* Exercise aim *
Where the data below has the string "Nash", return the whole line.

(Stored entries)
— Begin —

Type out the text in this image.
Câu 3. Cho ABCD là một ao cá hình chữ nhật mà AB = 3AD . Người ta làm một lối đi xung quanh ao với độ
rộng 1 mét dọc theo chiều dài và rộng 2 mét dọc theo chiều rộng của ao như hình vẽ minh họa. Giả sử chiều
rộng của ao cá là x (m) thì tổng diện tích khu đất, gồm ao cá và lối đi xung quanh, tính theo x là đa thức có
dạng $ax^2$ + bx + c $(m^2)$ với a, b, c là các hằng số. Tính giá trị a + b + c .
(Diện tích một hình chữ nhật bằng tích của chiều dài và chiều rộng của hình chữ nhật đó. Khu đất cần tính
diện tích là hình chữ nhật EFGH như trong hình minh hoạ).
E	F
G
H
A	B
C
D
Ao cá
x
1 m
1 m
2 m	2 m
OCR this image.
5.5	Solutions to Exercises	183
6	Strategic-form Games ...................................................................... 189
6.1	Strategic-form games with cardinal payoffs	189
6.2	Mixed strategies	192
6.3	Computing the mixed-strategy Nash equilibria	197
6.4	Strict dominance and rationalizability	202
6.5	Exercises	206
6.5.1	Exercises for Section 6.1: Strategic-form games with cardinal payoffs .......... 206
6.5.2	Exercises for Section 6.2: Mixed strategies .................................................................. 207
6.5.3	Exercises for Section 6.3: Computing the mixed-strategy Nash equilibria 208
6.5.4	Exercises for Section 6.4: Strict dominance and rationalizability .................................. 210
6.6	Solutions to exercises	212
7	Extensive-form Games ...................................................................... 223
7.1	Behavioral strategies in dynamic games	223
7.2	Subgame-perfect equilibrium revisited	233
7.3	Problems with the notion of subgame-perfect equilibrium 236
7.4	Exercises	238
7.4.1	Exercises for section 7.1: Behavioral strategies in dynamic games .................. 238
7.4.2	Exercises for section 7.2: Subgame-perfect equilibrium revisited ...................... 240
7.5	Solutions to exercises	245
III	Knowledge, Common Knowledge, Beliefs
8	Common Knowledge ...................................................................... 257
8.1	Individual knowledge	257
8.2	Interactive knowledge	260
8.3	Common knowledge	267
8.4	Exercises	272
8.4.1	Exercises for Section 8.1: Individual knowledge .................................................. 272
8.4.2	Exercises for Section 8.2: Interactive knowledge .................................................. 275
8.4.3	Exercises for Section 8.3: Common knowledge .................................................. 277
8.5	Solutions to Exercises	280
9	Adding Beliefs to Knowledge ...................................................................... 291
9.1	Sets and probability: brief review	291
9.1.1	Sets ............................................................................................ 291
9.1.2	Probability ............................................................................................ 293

— End —
— Begin —

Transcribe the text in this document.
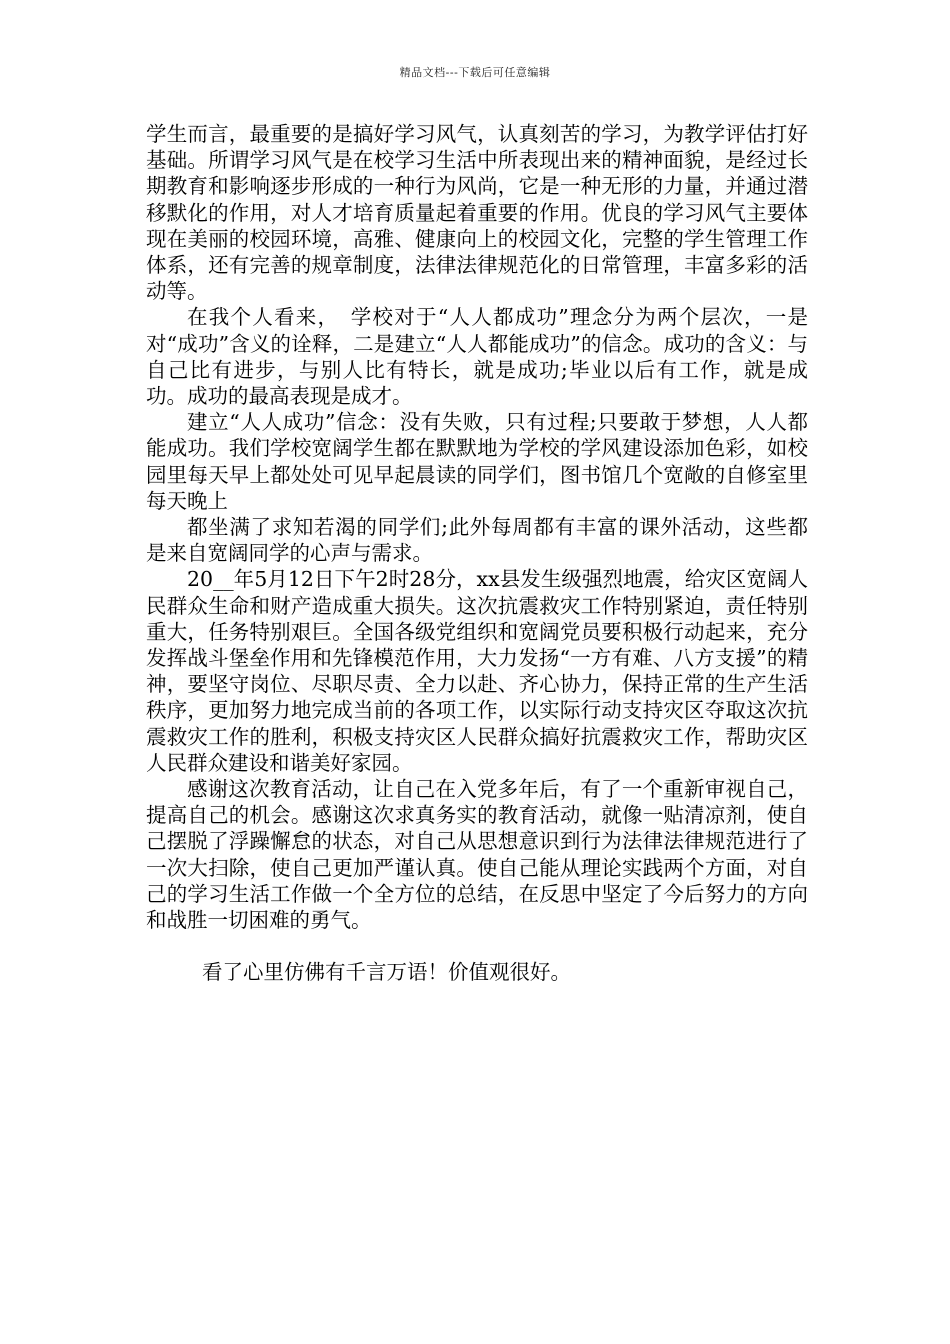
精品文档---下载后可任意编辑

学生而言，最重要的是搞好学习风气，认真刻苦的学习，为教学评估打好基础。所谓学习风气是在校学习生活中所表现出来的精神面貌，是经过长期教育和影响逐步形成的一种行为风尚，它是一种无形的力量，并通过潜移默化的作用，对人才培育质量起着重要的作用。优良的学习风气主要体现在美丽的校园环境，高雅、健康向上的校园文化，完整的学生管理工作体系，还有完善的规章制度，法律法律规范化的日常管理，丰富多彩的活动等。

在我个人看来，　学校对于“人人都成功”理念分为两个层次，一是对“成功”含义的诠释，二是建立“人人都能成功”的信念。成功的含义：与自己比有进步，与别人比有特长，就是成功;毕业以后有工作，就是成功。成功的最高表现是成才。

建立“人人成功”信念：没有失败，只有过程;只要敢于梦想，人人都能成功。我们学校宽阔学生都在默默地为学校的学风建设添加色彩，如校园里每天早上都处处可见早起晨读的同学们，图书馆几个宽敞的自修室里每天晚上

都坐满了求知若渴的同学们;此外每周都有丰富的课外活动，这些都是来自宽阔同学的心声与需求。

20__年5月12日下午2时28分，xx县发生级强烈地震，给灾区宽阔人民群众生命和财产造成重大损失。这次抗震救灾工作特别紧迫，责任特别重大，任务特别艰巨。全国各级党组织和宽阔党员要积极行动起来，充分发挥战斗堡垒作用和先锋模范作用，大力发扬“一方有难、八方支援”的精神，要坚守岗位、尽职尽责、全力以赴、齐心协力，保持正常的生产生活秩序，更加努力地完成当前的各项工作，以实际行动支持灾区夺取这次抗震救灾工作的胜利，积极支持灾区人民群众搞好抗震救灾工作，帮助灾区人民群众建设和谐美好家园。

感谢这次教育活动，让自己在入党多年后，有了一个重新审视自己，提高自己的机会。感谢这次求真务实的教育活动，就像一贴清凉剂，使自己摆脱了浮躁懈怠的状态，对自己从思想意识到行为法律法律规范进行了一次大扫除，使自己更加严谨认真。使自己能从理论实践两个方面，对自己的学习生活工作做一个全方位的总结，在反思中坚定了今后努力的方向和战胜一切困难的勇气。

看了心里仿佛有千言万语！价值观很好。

— End —

* Problem solution *
6.3	Computing the mixed-strategy Nash equilibria	197
6.5.3	Exercises for Section 6.3: Computing the mixed-strategy Nash equilibria 208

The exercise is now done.